* _What is expected_
Return, word for word, every line that follows.

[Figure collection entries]
# # #

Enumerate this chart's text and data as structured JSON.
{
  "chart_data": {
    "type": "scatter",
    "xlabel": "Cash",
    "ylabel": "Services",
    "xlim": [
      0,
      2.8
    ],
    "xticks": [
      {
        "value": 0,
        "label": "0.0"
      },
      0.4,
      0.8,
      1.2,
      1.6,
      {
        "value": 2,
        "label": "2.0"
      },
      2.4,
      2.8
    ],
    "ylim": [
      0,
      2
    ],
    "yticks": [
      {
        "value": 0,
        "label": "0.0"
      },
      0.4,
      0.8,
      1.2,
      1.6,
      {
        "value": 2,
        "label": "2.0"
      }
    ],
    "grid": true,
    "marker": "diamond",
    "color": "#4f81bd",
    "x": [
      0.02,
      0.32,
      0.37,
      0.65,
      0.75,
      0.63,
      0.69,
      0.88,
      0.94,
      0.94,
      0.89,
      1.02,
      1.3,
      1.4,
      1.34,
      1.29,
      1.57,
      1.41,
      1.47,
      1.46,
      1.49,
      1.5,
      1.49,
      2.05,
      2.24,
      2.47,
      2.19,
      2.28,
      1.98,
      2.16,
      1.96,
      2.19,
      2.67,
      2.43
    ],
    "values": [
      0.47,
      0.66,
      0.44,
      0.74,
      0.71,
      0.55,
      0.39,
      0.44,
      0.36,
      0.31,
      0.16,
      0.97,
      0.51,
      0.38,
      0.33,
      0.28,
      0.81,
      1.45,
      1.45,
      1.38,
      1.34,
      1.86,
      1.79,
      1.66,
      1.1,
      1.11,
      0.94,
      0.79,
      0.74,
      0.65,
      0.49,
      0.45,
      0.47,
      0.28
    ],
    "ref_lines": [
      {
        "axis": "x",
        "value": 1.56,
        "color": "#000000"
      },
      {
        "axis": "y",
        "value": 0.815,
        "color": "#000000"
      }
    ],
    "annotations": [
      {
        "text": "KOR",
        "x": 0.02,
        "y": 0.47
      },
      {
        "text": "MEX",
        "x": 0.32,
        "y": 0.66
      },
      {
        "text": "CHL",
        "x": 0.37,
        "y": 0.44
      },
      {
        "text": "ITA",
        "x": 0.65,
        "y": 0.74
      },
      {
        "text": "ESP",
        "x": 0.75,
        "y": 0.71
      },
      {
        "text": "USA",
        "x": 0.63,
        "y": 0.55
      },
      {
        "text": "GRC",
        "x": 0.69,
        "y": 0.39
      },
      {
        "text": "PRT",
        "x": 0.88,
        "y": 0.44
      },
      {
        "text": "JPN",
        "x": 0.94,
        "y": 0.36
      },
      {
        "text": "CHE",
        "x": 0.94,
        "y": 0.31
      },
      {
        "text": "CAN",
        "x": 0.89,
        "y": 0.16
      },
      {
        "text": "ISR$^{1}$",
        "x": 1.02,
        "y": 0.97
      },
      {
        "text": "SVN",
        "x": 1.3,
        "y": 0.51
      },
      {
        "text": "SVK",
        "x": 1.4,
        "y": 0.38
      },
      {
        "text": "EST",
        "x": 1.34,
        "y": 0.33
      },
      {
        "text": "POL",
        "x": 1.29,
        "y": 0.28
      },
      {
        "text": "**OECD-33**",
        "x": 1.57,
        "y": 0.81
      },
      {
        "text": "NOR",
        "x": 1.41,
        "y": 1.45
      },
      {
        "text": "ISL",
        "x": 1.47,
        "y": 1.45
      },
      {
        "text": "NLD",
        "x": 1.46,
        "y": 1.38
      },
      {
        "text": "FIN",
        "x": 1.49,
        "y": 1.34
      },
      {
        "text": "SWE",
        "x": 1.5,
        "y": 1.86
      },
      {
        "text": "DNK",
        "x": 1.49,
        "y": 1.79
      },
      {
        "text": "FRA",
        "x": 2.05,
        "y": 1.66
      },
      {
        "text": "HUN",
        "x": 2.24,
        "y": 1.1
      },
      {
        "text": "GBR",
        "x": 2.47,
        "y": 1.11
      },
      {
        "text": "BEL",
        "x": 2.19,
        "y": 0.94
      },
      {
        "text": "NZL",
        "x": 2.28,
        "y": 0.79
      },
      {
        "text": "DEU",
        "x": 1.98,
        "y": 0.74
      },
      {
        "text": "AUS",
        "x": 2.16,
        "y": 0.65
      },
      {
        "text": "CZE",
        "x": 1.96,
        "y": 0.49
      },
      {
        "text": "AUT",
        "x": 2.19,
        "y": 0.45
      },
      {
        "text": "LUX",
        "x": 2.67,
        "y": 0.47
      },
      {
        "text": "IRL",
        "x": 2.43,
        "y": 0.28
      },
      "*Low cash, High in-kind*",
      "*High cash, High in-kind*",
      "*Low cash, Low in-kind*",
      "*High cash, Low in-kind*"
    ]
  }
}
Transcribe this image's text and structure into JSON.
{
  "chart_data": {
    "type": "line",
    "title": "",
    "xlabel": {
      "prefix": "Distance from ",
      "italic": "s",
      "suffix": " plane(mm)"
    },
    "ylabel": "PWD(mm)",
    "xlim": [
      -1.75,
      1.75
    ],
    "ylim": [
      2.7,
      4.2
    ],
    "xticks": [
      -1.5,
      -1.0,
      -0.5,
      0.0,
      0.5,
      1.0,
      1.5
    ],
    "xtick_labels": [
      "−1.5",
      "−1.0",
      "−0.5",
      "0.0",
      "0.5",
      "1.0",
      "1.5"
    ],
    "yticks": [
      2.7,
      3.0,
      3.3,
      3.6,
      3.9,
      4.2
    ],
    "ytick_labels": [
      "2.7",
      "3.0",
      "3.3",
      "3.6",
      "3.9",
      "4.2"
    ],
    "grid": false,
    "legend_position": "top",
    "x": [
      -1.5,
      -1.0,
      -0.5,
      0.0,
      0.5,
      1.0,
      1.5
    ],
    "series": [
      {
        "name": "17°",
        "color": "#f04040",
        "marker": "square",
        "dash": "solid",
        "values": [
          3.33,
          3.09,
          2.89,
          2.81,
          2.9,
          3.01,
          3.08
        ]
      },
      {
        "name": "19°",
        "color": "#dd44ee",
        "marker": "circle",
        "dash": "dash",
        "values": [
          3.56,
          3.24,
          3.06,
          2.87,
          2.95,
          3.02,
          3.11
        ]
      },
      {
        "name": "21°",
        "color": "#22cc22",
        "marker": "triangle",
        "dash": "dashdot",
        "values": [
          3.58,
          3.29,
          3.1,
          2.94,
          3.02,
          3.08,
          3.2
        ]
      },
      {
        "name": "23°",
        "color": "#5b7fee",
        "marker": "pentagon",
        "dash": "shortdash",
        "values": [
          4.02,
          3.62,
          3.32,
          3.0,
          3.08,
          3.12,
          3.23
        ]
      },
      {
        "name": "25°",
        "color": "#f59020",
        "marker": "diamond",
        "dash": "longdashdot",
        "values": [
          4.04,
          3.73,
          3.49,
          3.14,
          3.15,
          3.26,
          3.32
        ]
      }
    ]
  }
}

# # #

* _Answer in full_
Enumerate this chart's text and data as structured JSON.
{
  "chart_data": {
    "type": "scatter",
    "xlabel": "Cash",
    "ylabel": "Services",
    "xlim": [
      0,
      2.8
    ],
    "xticks": [
      {
        "value": 0,
        "label": "0.0"
      },
      0.4,
      0.8,
      1.2,
      1.6,
      {
        "value": 2,
        "label": "2.0"
      },
      2.4,
      2.8
    ],
    "ylim": [
      0,
      2
    ],
    "yticks": [
      {
        "value": 0,
        "label": "0.0"
      },
      0.4,
      0.8,
      1.2,
      1.6,
      {
        "value": 2,
        "label": "2.0"
      }
    ],
    "grid": true,
    "marker": "diamond",
    "color": "#4f81bd",
    "x": [
      0.02,
      0.32,
      0.37,
      0.65,
      0.75,
      0.63,
      0.69,
      0.88,
      0.94,
      0.94,
      0.89,
      1.02,
      1.3,
      1.4,
      1.34,
      1.29,
      1.57,
      1.41,
      1.47,
      1.46,
      1.49,
      1.5,
      1.49,
      2.05,
      2.24,
      2.47,
      2.19,
      2.28,
      1.98,
      2.16,
      1.96,
      2.19,
      2.67,
      2.43
    ],
    "values": [
      0.47,
      0.66,
      0.44,
      0.74,
      0.71,
      0.55,
      0.39,
      0.44,
      0.36,
      0.31,
      0.16,
      0.97,
      0.51,
      0.38,
      0.33,
      0.28,
      0.81,
      1.45,
      1.45,
      1.38,
      1.34,
      1.86,
      1.79,
      1.66,
      1.1,
      1.11,
      0.94,
      0.79,
      0.74,
      0.65,
      0.49,
      0.45,
      0.47,
      0.28
    ],
    "ref_lines": [
      {
        "axis": "x",
        "value": 1.56,
        "color": "#000000"
      },
      {
        "axis": "y",
        "value": 0.815,
        "color": "#000000"
      }
    ],
    "annotations": [
      {
        "text": "KOR",
        "x": 0.02,
        "y": 0.47
      },
      {
        "text": "MEX",
        "x": 0.32,
        "y": 0.66
      },
      {
        "text": "CHL",
        "x": 0.37,
        "y": 0.44
      },
      {
        "text": "ITA",
        "x": 0.65,
        "y": 0.74
      },
      {
        "text": "ESP",
        "x": 0.75,
        "y": 0.71
      },
      {
        "text": "USA",
        "x": 0.63,
        "y": 0.55
      },
      {
        "text": "GRC",
        "x": 0.69,
        "y": 0.39
      },
      {
        "text": "PRT",
        "x": 0.88,
        "y": 0.44
      },
      {
        "text": "JPN",
        "x": 0.94,
        "y": 0.36
      },
      {
        "text": "CHE",
        "x": 0.94,
        "y": 0.31
      },
      {
        "text": "CAN",
        "x": 0.89,
        "y": 0.16
      },
      {
        "text": "ISR$^{1}$",
        "x": 1.02,
        "y": 0.97
      },
      {
        "text": "SVN",
        "x": 1.3,
        "y": 0.51
      },
      {
        "text": "SVK",
        "x": 1.4,
        "y": 0.38
      },
      {
        "text": "EST",
        "x": 1.34,
        "y": 0.33
      },
      {
        "text": "POL",
        "x": 1.29,
        "y": 0.28
      },
      {
        "text": "**OECD-33**",
        "x": 1.57,
        "y": 0.81
      },
      {
        "text": "NOR",
        "x": 1.41,
        "y": 1.45
      },
      {
        "text": "ISL",
        "x": 1.47,
        "y": 1.45
      },
      {
        "text": "NLD",
        "x": 1.46,
        "y": 1.38
      },
      {
        "text": "FIN",
        "x": 1.49,
        "y": 1.34
      },
      {
        "text": "SWE",
        "x": 1.5,
        "y": 1.86
      },
      {
        "text": "DNK",
        "x": 1.49,
        "y": 1.79
      },
      {
        "text": "FRA",
        "x": 2.05,
        "y": 1.66
      },
      {
        "text": "HUN",
        "x": 2.24,
        "y": 1.1
      },
      {
        "text": "GBR",
        "x": 2.47,
        "y": 1.11
      },
      {
        "text": "BEL",
        "x": 2.19,
        "y": 0.94
      },
      {
        "text": "NZL",
        "x": 2.28,
        "y": 0.79
      },
      {
        "text": "DEU",
        "x": 1.98,
        "y": 0.74
      },
      {
        "text": "AUS",
        "x": 2.16,
        "y": 0.65
      },
      {
        "text": "CZE",
        "x": 1.96,
        "y": 0.49
      },
      {
        "text": "AUT",
        "x": 2.19,
        "y": 0.45
      },
      {
        "text": "LUX",
        "x": 2.67,
        "y": 0.47
      },
      {
        "text": "IRL",
        "x": 2.43,
        "y": 0.28
      },
      "*Low cash, High in-kind*",
      "*High cash, High in-kind*",
      "*Low cash, Low in-kind*",
      "*High cash, Low in-kind*"
    ]
  }
}
Transcribe this image's text and structure into JSON.
{
  "chart_data": {
    "type": "line",
    "title": "",
    "xlabel": {
      "prefix": "Distance from ",
      "italic": "s",
      "suffix": " plane(mm)"
    },
    "ylabel": "PWD(mm)",
    "xlim": [
      -1.75,
      1.75
    ],
    "ylim": [
      2.7,
      4.2
    ],
    "xticks": [
      -1.5,
      -1.0,
      -0.5,
      0.0,
      0.5,
      1.0,
      1.5
    ],
    "xtick_labels": [
      "−1.5",
      "−1.0",
      "−0.5",
      "0.0",
      "0.5",
      "1.0",
      "1.5"
    ],
    "yticks": [
      2.7,
      3.0,
      3.3,
      3.6,
      3.9,
      4.2
    ],
    "ytick_labels": [
      "2.7",
      "3.0",
      "3.3",
      "3.6",
      "3.9",
      "4.2"
    ],
    "grid": false,
    "legend_position": "top",
    "x": [
      -1.5,
      -1.0,
      -0.5,
      0.0,
      0.5,
      1.0,
      1.5
    ],
    "series": [
      {
        "name": "17°",
        "color": "#f04040",
        "marker": "square",
        "dash": "solid",
        "values": [
          3.33,
          3.09,
          2.89,
          2.81,
          2.9,
          3.01,
          3.08
        ]
      },
      {
        "name": "19°",
        "color": "#dd44ee",
        "marker": "circle",
        "dash": "dash",
        "values": [
          3.56,
          3.24,
          3.06,
          2.87,
          2.95,
          3.02,
          3.11
        ]
      },
      {
        "name": "21°",
        "color": "#22cc22",
        "marker": "triangle",
        "dash": "dashdot",
        "values": [
          3.58,
          3.29,
          3.1,
          2.94,
          3.02,
          3.08,
          3.2
        ]
      },
      {
        "name": "23°",
        "color": "#5b7fee",
        "marker": "pentagon",
        "dash": "shortdash",
        "values": [
          4.02,
          3.62,
          3.32,
          3.0,
          3.08,
          3.12,
          3.23
        ]
      },
      {
        "name": "25°",
        "color": "#f59020",
        "marker": "diamond",
        "dash": "longdashdot",
        "values": [
          4.04,
          3.73,
          3.49,
          3.14,
          3.15,
          3.26,
          3.32
        ]
      }
    ]
  }
}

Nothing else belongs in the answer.